> [Challenge] Transcribe the records that follow, preserving every word.
─── Task material ───
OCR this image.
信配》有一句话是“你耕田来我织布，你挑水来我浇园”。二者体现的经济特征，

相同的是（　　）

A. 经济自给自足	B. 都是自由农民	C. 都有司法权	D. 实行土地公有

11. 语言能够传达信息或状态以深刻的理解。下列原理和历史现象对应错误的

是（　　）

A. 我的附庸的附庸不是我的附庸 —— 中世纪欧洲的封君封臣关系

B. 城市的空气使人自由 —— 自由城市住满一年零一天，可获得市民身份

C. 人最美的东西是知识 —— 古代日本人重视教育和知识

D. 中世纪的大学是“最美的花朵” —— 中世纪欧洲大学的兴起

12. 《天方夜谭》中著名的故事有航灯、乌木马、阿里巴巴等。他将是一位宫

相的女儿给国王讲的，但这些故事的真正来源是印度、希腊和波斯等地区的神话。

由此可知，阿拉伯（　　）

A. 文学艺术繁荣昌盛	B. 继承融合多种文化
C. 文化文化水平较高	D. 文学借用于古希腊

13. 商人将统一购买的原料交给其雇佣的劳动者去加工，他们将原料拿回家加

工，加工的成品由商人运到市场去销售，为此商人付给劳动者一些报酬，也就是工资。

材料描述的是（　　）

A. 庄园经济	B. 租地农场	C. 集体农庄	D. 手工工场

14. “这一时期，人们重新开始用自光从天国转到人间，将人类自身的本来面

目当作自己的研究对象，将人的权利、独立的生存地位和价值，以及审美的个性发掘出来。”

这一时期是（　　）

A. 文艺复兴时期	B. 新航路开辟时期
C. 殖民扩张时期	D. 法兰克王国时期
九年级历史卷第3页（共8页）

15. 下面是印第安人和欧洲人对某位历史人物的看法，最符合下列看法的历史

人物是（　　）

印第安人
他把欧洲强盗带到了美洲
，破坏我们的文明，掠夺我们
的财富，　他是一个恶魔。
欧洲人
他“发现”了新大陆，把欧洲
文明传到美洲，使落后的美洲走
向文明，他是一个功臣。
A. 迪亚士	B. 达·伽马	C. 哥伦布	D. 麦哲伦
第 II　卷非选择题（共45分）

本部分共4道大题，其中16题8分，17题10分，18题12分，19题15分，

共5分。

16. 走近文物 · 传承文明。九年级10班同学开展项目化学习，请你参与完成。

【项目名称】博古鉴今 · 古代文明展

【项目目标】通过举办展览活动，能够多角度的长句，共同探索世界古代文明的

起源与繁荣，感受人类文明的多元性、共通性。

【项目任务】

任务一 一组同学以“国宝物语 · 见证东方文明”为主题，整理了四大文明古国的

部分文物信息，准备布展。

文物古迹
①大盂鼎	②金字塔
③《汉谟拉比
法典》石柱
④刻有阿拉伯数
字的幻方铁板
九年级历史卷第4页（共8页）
───
> [Problem solution]
OCR this image.
信配》有一句话是“你耕田来我织布，你挑水来我浇园”。二者体现的经济特征，

相同的是（　　）

A. 经济自给自足	B. 都是自由农民	C. 都有司法权	D. 实行土地公有

11. 语言能够传达信息或状态以深刻的理解。下列原理和历史现象对应错误的

是（　　）

A. 我的附庸的附庸不是我的附庸 —— 中世纪欧洲的封君封臣关系

B. 城市的空气使人自由 —— 自由城市住满一年零一天，可获得市民身份

C. 人最美的东西是知识 —— 古代日本人重视教育和知识

D. 中世纪的大学是“最美的花朵” —— 中世纪欧洲大学的兴起

12. 《天方夜谭》中著名的故事有航灯、乌木马、阿里巴巴等。他将是一位宫

相的女儿给国王讲的，但这些故事的真正来源是印度、希腊和波斯等地区的神话。

由此可知，阿拉伯（　　）

A. 文学艺术繁荣昌盛	B. 继承融合多种文化
C. 文化文化水平较高	D. 文学借用于古希腊

13. 商人将统一购买的原料交给其雇佣的劳动者去加工，他们将原料拿回家加

工，加工的成品由商人运到市场去销售，为此商人付给劳动者一些报酬，也就是工资。

材料描述的是（　　）

A. 庄园经济	B. 租地农场	C. 集体农庄	D. 手工工场

14. “这一时期，人们重新开始用自光从天国转到人间，将人类自身的本来面

目当作自己的研究对象，将人的权利、独立的生存地位和价值，以及审美的个性发掘出来。”

这一时期是（　　）

A. 文艺复兴时期	B. 新航路开辟时期
C. 殖民扩张时期	D. 法兰克王国时期
九年级历史卷第3页（共8页）

15. 下面是印第安人和欧洲人对某位历史人物的看法，最符合下列看法的历史

人物是（　　）

印第安人
他把欧洲强盗带到了美洲
，破坏我们的文明，掠夺我们
的财富，　他是一个恶魔。
欧洲人
他“发现”了新大陆，把欧洲
文明传到美洲，使落后的美洲走
向文明，他是一个功臣。
A. 迪亚士	B. 达·伽马	C. 哥伦布	D. 麦哲伦
第 II　卷非选择题（共45分）

本部分共4道大题，其中16题8分，17题10分，18题12分，19题15分，

共5分。

16. 走近文物 · 传承文明。九年级10班同学开展项目化学习，请你参与完成。

【项目名称】博古鉴今 · 古代文明展

【项目目标】通过举办展览活动，能够多角度的长句，共同探索世界古代文明的

起源与繁荣，感受人类文明的多元性、共通性。

【项目任务】

任务一 一组同学以“国宝物语 · 见证东方文明”为主题，整理了四大文明古国的

部分文物信息，准备布展。

文物古迹
①大盂鼎	②金字塔
③《汉谟拉比
法典》石柱
④刻有阿拉伯数
字的幻方铁板
九年级历史卷第4页（共8页）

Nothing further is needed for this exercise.